→ **EXERCISE PASSAGE**:
The purpose of a Business Continuity Plan (“BCP”) is to ensure that a business can continue to operate in the event of a major disaster, such as a pandemic, a terrorist attack, an economic crisis, a fire, etc. To do so a thorough understanding of the business is necessary. This entails gathering information and establishing risks and priorities before drawing up the plan itself.
Below we have broken down the components of a business continuity plan into three stages:
Stage 1: Risk assessment and evaluation
Before writing the plan itself, it will be necessary to conduct a risk assessment and evaluation of the likely impact on the business:
What are the critical business functions necessary for continued service?
What are the events that can adversely affect the business?
What damage will such events cause?
What controls are needed to prevent or minimise the effects of such events?
Identify the following:
Recovery time frame
Functions absolutely essential to remain operational
[e.g., Up to 48 hours after declaring disaster]
Functions that are critical and should be performed in a timely manner following the completion of priority “A” functions
[e.g., 3 to 7 days after declaring disaster]
Functions that enhance operations but are less time-critical for the company to remain operational.
[e.g., 8 to 90 days after declaring disaster]
The above are examples of what needs to be identified but priorities and timeframes will of course be specific to the business. The impact of various scenarios should be quantified in order to understand what risks are acceptable and the areas that need more focus.
Stage 2: Detailed information gathering
Depending on the outcome of Stage 1, more specific detail will need to be pulled together, for example:
Briefly describe what/who is located at each of the business’ physical locations.
If something happens at one location, can business be maintained from the others?
Understand relevant insurance provisions and processes.
Where is data hosted?
If using a third party (e.g., AWS), what are their disaster recovery arrangements?
What are the records vital to the continuity of the business (e.g., records of staff, clients, suppliers, insurance, operations etc)?
Where are such records kept?
Do staff store records, work, work in progress centrally?
Is this central store accessible and by whom?
Is this central store backed up? How often? Where are back-ups kept?
Are there detailed inventories – e.g., hardware, software, list of suppliers, critical telephone numbers?

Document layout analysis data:
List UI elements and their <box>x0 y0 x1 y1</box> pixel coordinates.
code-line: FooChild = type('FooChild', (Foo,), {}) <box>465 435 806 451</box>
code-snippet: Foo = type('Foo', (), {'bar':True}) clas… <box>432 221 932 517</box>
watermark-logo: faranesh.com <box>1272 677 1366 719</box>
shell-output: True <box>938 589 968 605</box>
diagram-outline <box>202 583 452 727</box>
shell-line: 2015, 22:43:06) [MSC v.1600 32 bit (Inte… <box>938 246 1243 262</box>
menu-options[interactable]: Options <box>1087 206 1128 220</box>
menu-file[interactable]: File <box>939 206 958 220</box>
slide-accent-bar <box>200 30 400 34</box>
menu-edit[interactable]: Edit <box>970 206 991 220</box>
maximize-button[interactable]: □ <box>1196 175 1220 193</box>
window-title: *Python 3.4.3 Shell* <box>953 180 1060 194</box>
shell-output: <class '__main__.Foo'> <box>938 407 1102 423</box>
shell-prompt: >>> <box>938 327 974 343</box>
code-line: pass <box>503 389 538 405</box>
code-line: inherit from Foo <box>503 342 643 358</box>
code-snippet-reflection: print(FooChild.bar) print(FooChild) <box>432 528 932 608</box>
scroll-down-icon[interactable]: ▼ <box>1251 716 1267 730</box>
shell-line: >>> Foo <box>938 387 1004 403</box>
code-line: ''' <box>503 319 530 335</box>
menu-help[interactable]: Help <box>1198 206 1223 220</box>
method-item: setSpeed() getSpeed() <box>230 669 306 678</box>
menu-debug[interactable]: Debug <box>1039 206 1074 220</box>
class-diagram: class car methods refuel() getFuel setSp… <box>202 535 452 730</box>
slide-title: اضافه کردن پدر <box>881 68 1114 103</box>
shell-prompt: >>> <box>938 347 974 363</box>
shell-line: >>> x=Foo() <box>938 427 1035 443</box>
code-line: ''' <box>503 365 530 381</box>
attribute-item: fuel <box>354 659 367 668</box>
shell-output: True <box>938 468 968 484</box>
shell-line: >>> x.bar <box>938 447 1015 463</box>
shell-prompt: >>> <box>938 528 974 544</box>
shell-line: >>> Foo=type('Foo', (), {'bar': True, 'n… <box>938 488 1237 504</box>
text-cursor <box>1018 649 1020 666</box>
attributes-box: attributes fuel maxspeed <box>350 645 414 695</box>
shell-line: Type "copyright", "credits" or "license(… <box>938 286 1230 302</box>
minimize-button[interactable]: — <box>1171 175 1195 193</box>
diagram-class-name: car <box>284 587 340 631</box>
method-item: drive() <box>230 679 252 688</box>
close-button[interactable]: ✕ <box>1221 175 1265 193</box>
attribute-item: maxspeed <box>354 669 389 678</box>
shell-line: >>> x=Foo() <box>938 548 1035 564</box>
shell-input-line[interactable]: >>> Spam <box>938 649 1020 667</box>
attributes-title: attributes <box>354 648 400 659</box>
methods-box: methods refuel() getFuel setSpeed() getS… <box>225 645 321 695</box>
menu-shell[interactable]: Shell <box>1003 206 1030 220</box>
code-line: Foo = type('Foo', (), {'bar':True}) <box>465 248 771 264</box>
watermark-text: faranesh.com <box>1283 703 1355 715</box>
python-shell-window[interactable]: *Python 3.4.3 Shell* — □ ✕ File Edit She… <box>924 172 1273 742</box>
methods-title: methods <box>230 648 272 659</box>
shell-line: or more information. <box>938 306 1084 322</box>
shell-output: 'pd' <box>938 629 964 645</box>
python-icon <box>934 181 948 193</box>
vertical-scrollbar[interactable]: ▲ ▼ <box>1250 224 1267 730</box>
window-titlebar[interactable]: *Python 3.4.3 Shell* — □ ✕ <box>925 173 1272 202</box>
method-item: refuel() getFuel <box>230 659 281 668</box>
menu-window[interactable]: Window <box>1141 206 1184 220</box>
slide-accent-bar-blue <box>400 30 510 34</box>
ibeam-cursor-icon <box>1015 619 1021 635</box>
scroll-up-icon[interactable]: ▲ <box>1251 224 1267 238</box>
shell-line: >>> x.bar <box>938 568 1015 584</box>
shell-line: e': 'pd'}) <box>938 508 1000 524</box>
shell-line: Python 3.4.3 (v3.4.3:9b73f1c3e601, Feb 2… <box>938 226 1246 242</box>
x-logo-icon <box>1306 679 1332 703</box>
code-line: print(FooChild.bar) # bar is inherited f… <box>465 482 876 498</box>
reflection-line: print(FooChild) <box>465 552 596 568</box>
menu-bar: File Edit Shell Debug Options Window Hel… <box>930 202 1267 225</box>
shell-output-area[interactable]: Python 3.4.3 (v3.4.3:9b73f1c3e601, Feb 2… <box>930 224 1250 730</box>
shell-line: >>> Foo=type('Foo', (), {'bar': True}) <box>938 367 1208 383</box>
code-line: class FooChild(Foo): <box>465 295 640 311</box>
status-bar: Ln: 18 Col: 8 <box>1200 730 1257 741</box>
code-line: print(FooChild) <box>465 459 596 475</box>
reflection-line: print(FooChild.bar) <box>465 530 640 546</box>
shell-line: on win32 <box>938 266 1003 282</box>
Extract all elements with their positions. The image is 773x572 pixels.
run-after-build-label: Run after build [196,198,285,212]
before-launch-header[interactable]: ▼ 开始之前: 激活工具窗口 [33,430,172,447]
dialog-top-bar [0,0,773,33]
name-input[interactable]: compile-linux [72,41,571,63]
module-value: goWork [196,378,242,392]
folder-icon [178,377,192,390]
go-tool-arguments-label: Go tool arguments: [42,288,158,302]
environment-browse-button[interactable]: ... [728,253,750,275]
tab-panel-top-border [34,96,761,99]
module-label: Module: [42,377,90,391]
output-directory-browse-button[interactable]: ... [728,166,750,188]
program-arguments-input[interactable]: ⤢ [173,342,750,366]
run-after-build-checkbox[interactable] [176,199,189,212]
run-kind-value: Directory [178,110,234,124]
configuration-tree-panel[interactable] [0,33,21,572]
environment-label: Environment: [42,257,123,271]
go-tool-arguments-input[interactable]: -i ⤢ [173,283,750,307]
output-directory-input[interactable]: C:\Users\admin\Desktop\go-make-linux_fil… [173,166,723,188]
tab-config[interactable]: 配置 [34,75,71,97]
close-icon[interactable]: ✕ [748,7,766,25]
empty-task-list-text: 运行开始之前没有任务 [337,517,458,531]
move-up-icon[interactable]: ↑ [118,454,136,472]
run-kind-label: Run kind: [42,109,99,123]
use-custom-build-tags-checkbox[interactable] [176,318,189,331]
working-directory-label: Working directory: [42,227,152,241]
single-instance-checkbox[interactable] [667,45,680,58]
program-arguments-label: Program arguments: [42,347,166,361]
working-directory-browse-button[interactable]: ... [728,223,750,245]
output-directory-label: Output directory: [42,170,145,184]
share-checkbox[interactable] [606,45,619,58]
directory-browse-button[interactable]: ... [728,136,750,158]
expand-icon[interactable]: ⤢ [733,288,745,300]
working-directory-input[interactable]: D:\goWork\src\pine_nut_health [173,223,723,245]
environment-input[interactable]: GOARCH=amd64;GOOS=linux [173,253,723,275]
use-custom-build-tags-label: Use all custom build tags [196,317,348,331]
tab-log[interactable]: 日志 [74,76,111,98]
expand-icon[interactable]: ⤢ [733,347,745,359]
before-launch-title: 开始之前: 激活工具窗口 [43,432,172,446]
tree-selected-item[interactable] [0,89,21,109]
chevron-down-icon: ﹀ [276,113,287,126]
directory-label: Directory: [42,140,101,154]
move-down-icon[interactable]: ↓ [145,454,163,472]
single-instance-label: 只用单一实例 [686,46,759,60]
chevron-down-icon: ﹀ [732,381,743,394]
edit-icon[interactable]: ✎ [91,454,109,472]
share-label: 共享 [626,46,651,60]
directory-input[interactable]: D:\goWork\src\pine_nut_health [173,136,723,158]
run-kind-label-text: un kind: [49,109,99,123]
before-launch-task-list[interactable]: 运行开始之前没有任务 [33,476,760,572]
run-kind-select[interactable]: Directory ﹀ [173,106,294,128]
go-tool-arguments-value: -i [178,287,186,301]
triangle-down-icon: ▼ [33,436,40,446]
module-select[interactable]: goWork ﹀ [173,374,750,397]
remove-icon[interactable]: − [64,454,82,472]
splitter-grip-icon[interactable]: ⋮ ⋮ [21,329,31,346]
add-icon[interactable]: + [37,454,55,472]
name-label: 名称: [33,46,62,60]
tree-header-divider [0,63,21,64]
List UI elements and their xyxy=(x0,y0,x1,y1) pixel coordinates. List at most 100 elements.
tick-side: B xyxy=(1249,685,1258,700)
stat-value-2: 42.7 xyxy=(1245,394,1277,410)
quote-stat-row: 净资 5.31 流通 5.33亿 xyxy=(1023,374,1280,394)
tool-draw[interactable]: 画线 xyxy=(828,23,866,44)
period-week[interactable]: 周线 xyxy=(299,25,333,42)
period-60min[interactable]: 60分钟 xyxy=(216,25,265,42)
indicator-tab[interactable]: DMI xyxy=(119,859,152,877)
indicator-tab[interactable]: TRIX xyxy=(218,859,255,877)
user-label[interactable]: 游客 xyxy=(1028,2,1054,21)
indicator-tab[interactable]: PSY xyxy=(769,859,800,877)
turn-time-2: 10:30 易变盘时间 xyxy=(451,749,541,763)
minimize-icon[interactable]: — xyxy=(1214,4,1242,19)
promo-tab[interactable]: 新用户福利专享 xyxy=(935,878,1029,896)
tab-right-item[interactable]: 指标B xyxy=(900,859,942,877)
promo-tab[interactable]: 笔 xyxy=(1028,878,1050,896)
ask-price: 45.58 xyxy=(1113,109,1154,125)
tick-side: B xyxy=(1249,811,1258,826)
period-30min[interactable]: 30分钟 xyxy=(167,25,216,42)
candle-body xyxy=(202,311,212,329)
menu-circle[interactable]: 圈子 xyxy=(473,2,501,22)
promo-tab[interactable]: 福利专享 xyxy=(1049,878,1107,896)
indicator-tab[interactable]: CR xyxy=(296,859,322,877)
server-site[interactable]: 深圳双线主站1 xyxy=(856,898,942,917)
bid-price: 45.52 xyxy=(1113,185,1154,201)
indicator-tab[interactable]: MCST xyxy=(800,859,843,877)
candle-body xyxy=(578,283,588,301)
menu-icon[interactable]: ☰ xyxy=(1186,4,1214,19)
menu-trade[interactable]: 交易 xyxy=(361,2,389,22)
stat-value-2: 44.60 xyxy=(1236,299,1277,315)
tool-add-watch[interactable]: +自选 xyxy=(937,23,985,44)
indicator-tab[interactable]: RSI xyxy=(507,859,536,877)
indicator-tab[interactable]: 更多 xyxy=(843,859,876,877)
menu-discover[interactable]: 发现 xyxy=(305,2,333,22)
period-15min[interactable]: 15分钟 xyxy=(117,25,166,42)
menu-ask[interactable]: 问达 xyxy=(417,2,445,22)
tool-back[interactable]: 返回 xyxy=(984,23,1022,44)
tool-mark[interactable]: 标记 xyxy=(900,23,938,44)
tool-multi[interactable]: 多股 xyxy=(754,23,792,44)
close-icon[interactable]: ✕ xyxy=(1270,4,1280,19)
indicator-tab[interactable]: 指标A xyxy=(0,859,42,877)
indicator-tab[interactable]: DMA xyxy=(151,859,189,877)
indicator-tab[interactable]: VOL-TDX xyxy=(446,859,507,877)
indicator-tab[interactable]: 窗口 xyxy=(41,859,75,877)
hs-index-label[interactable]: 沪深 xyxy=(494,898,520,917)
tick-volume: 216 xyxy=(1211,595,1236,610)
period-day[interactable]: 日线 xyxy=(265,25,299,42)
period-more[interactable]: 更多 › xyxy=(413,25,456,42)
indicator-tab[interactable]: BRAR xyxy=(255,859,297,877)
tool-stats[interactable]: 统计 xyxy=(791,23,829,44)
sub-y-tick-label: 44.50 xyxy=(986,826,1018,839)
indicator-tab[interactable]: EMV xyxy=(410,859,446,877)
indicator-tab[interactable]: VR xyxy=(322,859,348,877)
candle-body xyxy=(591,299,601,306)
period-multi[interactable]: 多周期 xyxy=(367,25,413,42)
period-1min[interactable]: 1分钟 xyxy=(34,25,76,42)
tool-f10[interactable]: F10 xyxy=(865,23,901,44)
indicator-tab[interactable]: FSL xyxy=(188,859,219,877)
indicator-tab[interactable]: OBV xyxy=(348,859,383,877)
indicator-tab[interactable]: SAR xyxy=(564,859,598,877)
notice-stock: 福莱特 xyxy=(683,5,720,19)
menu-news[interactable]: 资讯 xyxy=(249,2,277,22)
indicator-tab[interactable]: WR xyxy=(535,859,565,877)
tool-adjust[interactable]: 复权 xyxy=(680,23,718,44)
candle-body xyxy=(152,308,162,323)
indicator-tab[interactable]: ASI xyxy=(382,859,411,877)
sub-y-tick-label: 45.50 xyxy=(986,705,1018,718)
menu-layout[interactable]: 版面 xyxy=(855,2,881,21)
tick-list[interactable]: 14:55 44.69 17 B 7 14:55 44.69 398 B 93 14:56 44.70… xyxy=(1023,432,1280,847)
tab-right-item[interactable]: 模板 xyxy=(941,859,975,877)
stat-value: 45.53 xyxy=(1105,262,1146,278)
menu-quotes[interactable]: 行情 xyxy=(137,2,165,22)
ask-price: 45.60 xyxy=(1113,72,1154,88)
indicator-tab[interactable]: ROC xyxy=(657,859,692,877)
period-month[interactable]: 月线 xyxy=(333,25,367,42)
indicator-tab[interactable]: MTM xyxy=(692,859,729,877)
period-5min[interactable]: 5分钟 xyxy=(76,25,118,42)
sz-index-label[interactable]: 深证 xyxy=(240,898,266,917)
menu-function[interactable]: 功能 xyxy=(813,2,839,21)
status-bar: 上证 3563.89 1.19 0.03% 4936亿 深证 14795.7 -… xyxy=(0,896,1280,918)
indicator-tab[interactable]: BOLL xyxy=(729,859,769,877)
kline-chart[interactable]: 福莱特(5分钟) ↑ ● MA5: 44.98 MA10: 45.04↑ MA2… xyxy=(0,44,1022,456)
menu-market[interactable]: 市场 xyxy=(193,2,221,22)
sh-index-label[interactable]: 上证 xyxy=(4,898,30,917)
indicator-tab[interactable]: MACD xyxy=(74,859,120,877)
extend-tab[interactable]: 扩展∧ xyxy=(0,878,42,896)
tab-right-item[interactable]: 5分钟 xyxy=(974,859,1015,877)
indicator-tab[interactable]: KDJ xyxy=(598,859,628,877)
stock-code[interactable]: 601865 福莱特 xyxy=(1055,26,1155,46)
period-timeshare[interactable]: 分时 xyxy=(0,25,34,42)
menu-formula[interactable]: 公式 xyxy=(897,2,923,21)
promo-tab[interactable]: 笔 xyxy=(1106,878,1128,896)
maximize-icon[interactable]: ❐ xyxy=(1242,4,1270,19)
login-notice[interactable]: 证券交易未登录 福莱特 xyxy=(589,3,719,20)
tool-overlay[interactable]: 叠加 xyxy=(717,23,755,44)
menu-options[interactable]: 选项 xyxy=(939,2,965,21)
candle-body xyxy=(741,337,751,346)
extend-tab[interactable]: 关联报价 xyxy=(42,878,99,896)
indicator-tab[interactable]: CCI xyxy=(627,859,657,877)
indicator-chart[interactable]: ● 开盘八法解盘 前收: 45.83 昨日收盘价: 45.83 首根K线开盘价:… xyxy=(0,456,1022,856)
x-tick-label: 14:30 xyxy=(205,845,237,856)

→ **WORK TASK 1**: Edit the business continuity plan text by giving everything from "What controls are" down to "need more focus." again, with "disaster" replaced by "incident".
→ **WORK TASK 2**: In the business continuity plan text, what example recovery time frame is given for functions absolutely essential to remain operational?
→ **WORK TASK 3**: Carry on the business continuity plan text from its last line.

→ **ANSWER SPACE 1**:
What controls are needed to prevent or minimise the effects of such events?
Identify the following:
Recovery time frame
Functions absolutely essential to remain operational
[e.g., Up to 48 hours after declaring incident]
Functions that are critical and should be performed in a timely manner following the completion of priority “A” functions
[e.g., 3 to 7 days after declaring incident]
Functions that enhance operations but are less time-critical for the company to remain operational.
[e.g., 8 to 90 days after declaring incident]
The above are examples of what needs to be identified but priorities and timeframes will of course be specific to the business. The impact of various scenarios should be quantified in order to understand what risks are acceptable and the areas that need more focus.

→ **ANSWER SPACE 2**: Up to 48 hours after declaring disaster.

→ **ANSWER SPACE 3**:
Who is in the BCP team (see below)?
Who needs to be contactable during an emergency?
Who is needed to perform critical functions?
Have any key personnel been identified?
If so, is there key person insurance in place?
Is there a system for covering the duties (especially client facing work) of staff unable to attend?
Where are contact details for these people?
Establish forms of communication available in the event of an emergency, for example what if telephone lines and/or internet are down?
Understand the internal communications network, identify third party suppliers.
Process for identifying a disaster.
Authority to put BCP into action.
Stage 3: Creating the Plan
Is there a recovery team in place? The detailed plan should ideally be created by the team who will be responsible for carrying it out.
Who will be in the team? This would include:
Communications team (to staff, clients, suppliers, regulatory bodies, e.g., Information Commissioner’s Office, Financial Conduct Authority, Solicitors Regulatory Authority etc.).
Facilities and operations team.
Health and safety team.
IT recovery team.
Legal & Compliance team.
Responsibility for managing the plan will need to be clearly established within the business and the people in this team will need to have sufficient authority and resource to take action when the need arises.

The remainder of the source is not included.